● **WRITTEN INSTRUCTION**
Copy out the listing that follows, exact in every word, and skip the images.

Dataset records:
□ □ □ □ □
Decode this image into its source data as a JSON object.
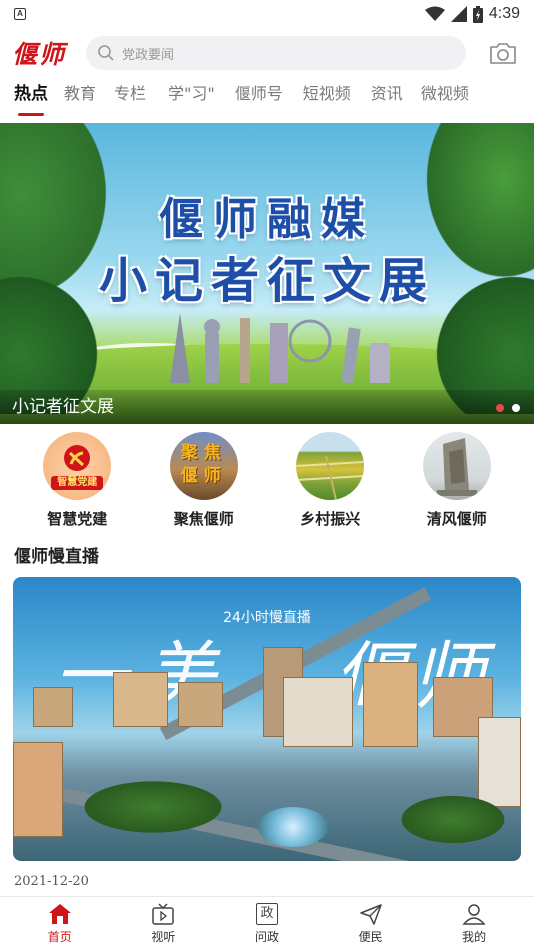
{
  "status_bar": {
    "notification_icon": "A",
    "time": "4:39",
    "icons": [
      "wifi-icon",
      "signal-icon",
      "battery-icon"
    ]
  },
  "header": {
    "logo": "偃师",
    "search_placeholder": "党政要闻",
    "camera_icon": "camera-icon"
  },
  "tabs": [
    {
      "label": "热点",
      "active": true
    },
    {
      "label": "教育",
      "active": false
    },
    {
      "label": "专栏",
      "active": false
    },
    {
      "label": "学\"习\"",
      "active": false
    },
    {
      "label": "偃师号",
      "active": false
    },
    {
      "label": "短视频",
      "active": false
    },
    {
      "label": "资讯",
      "active": false
    },
    {
      "label": "微视频",
      "active": false
    }
  ],
  "banner": {
    "title_line1": "偃师融媒",
    "title_line2": "小记者征文展",
    "caption": "小记者征文展",
    "dots": 2,
    "active_dot": 0
  },
  "quick_nav": [
    {
      "label": "智慧党建",
      "icon": "party-emblem-icon",
      "icon_text": "智慧党建"
    },
    {
      "label": "聚焦偃师",
      "icon": "focus-yanshi-icon",
      "icon_text": "聚焦偃师"
    },
    {
      "label": "乡村振兴",
      "icon": "farmland-icon"
    },
    {
      "label": "清风偃师",
      "icon": "monument-icon"
    }
  ],
  "live_section": {
    "title": "偃师慢直播",
    "video_subtitle": "24小时慢直播",
    "calligraphy_left": "一美",
    "calligraphy_right": "偃师",
    "date": "2021-12-20"
  },
  "bottom_nav": [
    {
      "label": "首页",
      "icon": "home-icon",
      "active": true
    },
    {
      "label": "视听",
      "icon": "tv-icon",
      "active": false
    },
    {
      "label": "问政",
      "icon": "govern-icon",
      "icon_text": "政",
      "active": false
    },
    {
      "label": "便民",
      "icon": "send-icon",
      "active": false
    },
    {
      "label": "我的",
      "icon": "user-icon",
      "active": false
    }
  ],
  "colors": {
    "brand": "#d0151a",
    "tab_inactive": "#7a7a7a",
    "search_bg": "#f1f1f3"
  }
}
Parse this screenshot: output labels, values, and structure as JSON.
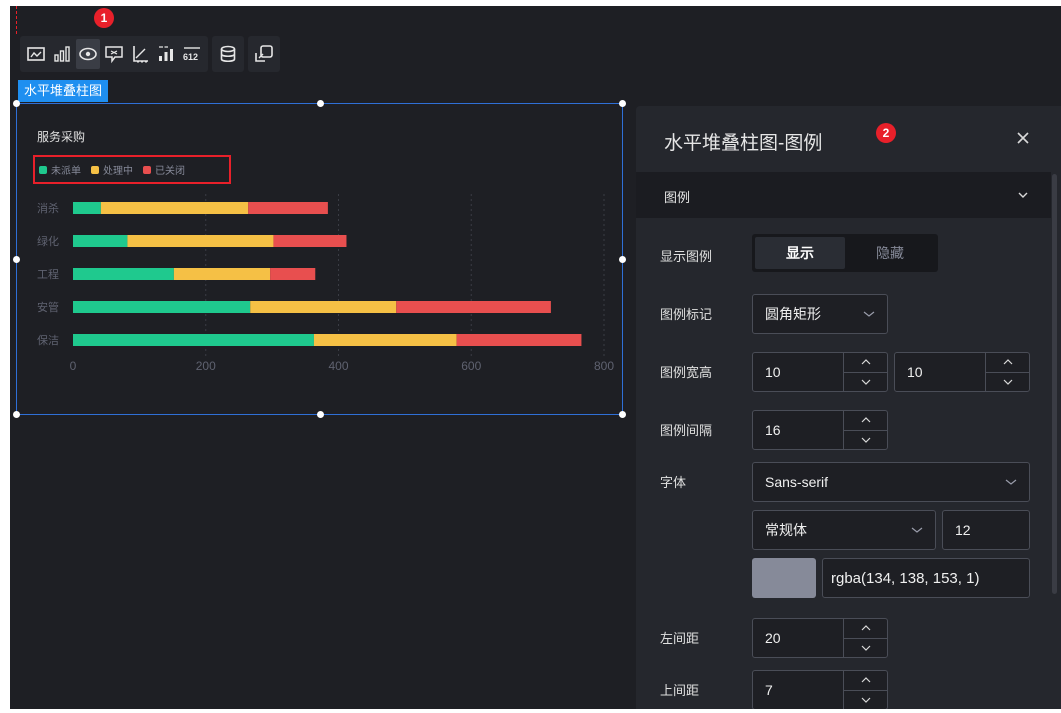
□ □ □ □ □
● **RESPONSE FOR THIS EXERCISE**
Decode this image into its source data as a JSON object.
{
  "status_bar": {
    "notification_icon": "A",
    "time": "4:39",
    "icons": [
      "wifi-icon",
      "signal-icon",
      "battery-icon"
    ]
  },
  "header": {
    "logo": "偃师",
    "search_placeholder": "党政要闻",
    "camera_icon": "camera-icon"
  },
  "tabs": [
    {
      "label": "热点",
      "active": true
    },
    {
      "label": "教育",
      "active": false
    },
    {
      "label": "专栏",
      "active": false
    },
    {
      "label": "学\"习\"",
      "active": false
    },
    {
      "label": "偃师号",
      "active": false
    },
    {
      "label": "短视频",
      "active": false
    },
    {
      "label": "资讯",
      "active": false
    },
    {
      "label": "微视频",
      "active": false
    }
  ],
  "banner": {
    "title_line1": "偃师融媒",
    "title_line2": "小记者征文展",
    "caption": "小记者征文展",
    "dots": 2,
    "active_dot": 0
  },
  "quick_nav": [
    {
      "label": "智慧党建",
      "icon": "party-emblem-icon",
      "icon_text": "智慧党建"
    },
    {
      "label": "聚焦偃师",
      "icon": "focus-yanshi-icon",
      "icon_text": "聚焦偃师"
    },
    {
      "label": "乡村振兴",
      "icon": "farmland-icon"
    },
    {
      "label": "清风偃师",
      "icon": "monument-icon"
    }
  ],
  "live_section": {
    "title": "偃师慢直播",
    "video_subtitle": "24小时慢直播",
    "calligraphy_left": "一美",
    "calligraphy_right": "偃师",
    "date": "2021-12-20"
  },
  "bottom_nav": [
    {
      "label": "首页",
      "icon": "home-icon",
      "active": true
    },
    {
      "label": "视听",
      "icon": "tv-icon",
      "active": false
    },
    {
      "label": "问政",
      "icon": "govern-icon",
      "icon_text": "政",
      "active": false
    },
    {
      "label": "便民",
      "icon": "send-icon",
      "active": false
    },
    {
      "label": "我的",
      "icon": "user-icon",
      "active": false
    }
  ],
  "colors": {
    "brand": "#d0151a",
    "tab_inactive": "#7a7a7a",
    "search_bg": "#f1f1f3"
  }
}
Parse this screenshot: output labels, values, and structure as JSON.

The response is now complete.